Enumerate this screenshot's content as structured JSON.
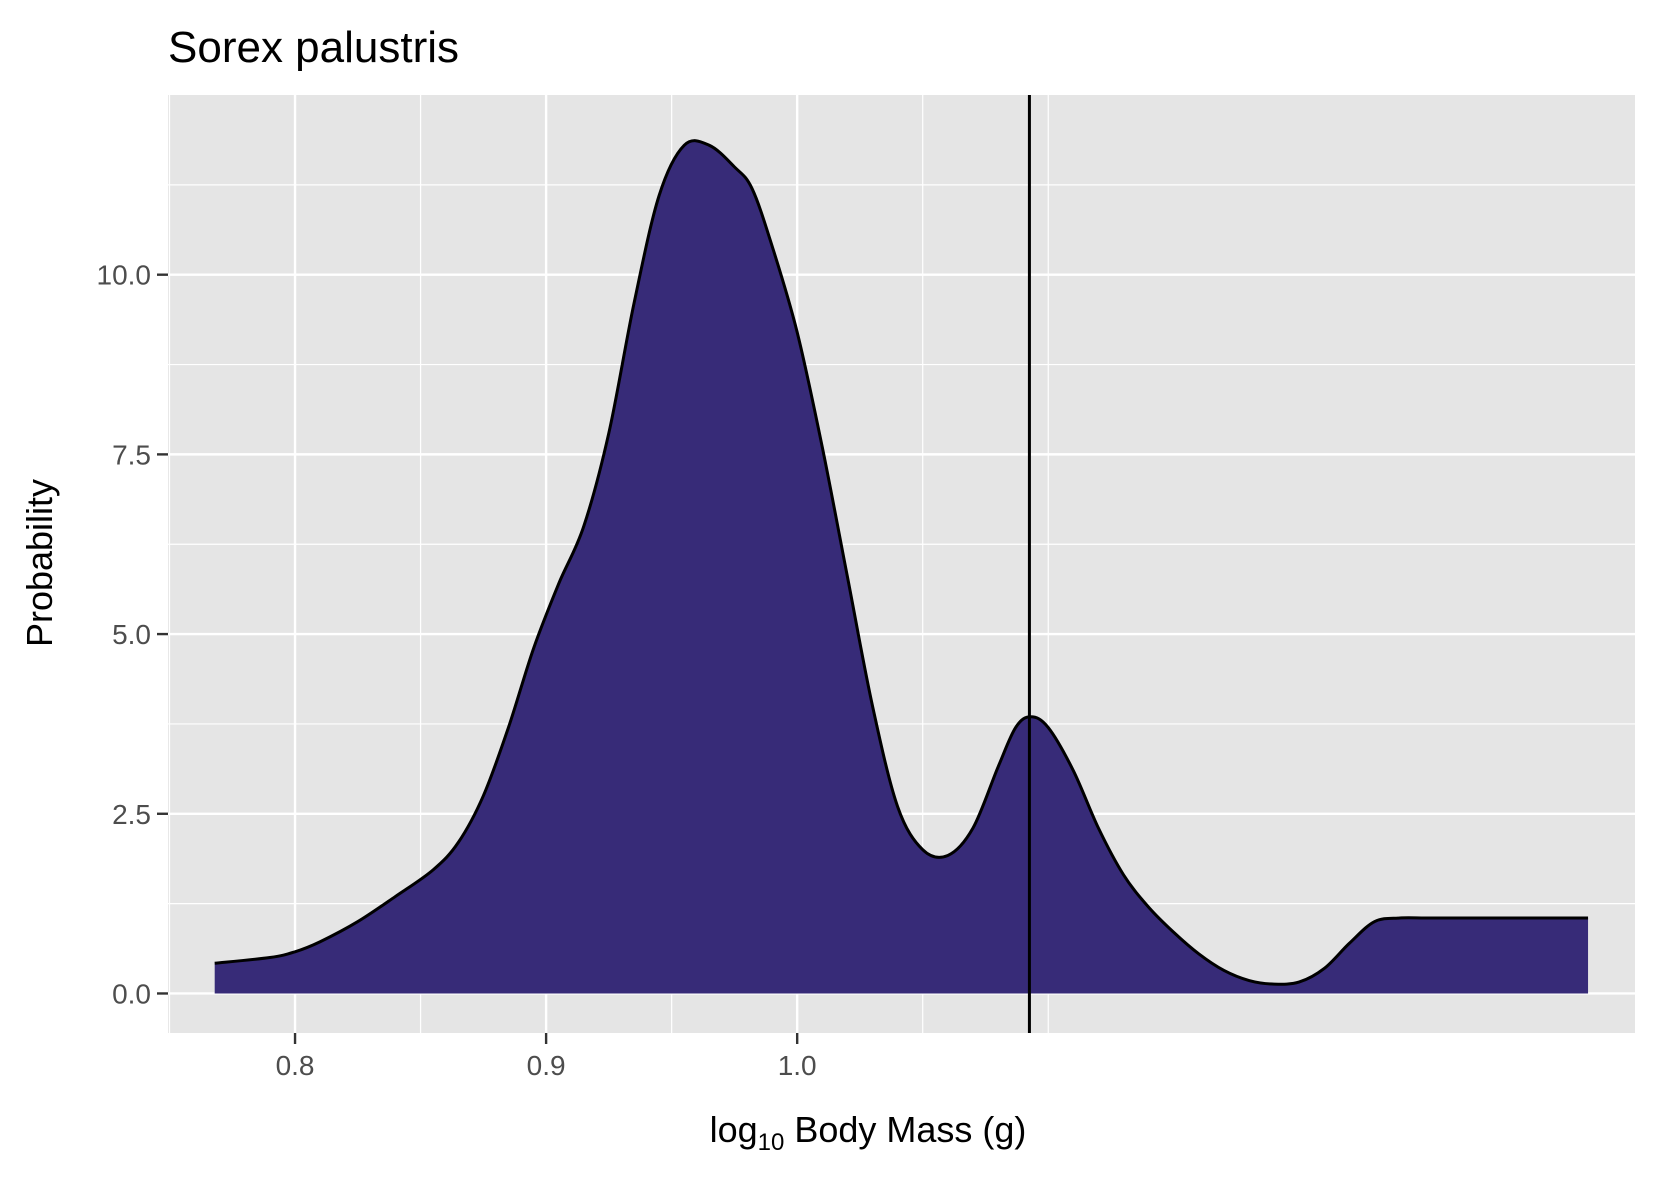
{
  "chart_data": {
    "type": "area",
    "title": "Sorex palustris",
    "xlabel": {
      "prefix": "log",
      "subscript": "10",
      "suffix": " Body Mass (g)"
    },
    "ylabel": "Probability",
    "xlim": [
      0.7494,
      1.3337
    ],
    "ylim": [
      -0.55,
      12.5
    ],
    "x_ticks": [
      {
        "value": 0.8,
        "label": "0.8"
      },
      {
        "value": 0.9,
        "label": "0.9"
      },
      {
        "value": 1.0,
        "label": "1.0"
      }
    ],
    "y_ticks": [
      {
        "value": 0.0,
        "label": "0.0"
      },
      {
        "value": 2.5,
        "label": "2.5"
      },
      {
        "value": 5.0,
        "label": "5.0"
      },
      {
        "value": 7.5,
        "label": "7.5"
      },
      {
        "value": 10.0,
        "label": "10.0"
      }
    ],
    "minor_x": [
      0.75,
      0.85,
      0.95,
      1.05,
      1.1
    ],
    "minor_y": [
      1.25,
      3.75,
      6.25,
      8.75,
      11.25
    ],
    "vline_x": 1.0925,
    "grid": true,
    "colors": {
      "fill": "#372b78",
      "line": "#000000",
      "panel": "#e5e5e5",
      "grid": "#ffffff"
    },
    "series": [
      {
        "x": [
          0.768,
          0.79,
          0.8,
          0.81,
          0.825,
          0.84,
          0.855,
          0.865,
          0.875,
          0.885,
          0.895,
          0.905,
          0.915,
          0.925,
          0.935,
          0.945,
          0.955,
          0.965,
          0.975,
          0.982,
          0.99,
          1.0,
          1.01,
          1.02,
          1.03,
          1.04,
          1.05,
          1.06,
          1.07,
          1.08,
          1.087,
          1.093,
          1.1,
          1.11,
          1.12,
          1.13,
          1.14,
          1.15,
          1.16,
          1.17,
          1.18,
          1.19,
          1.2,
          1.21,
          1.22,
          1.23,
          1.24,
          1.25,
          1.26,
          1.27,
          1.28,
          1.29,
          1.3,
          1.31,
          1.315
        ],
        "y": [
          0.42,
          0.5,
          0.58,
          0.72,
          1.0,
          1.35,
          1.72,
          2.1,
          2.75,
          3.7,
          4.8,
          5.7,
          6.5,
          7.8,
          9.6,
          11.1,
          11.8,
          11.8,
          11.5,
          11.2,
          10.4,
          9.2,
          7.6,
          5.8,
          4.0,
          2.6,
          2.0,
          1.92,
          2.3,
          3.15,
          3.7,
          3.85,
          3.7,
          3.1,
          2.3,
          1.65,
          1.2,
          0.85,
          0.55,
          0.32,
          0.18,
          0.13,
          0.16,
          0.35,
          0.7,
          1.0,
          1.05,
          1.05,
          1.05,
          1.05,
          1.05,
          1.05,
          1.05,
          1.05,
          1.05
        ]
      }
    ]
  }
}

WORK TO BE COMPLETED:
In the entries above, identify every line with the word "value". Copy those lines.

RESULT FOR THIS TASK:
        "value": 0.8,
        "value": 0.9,
        "value": 1.0,
        "value": 0.0,
        "value": 2.5,
        "value": 5.0,
        "value": 7.5,
        "value": 10.0,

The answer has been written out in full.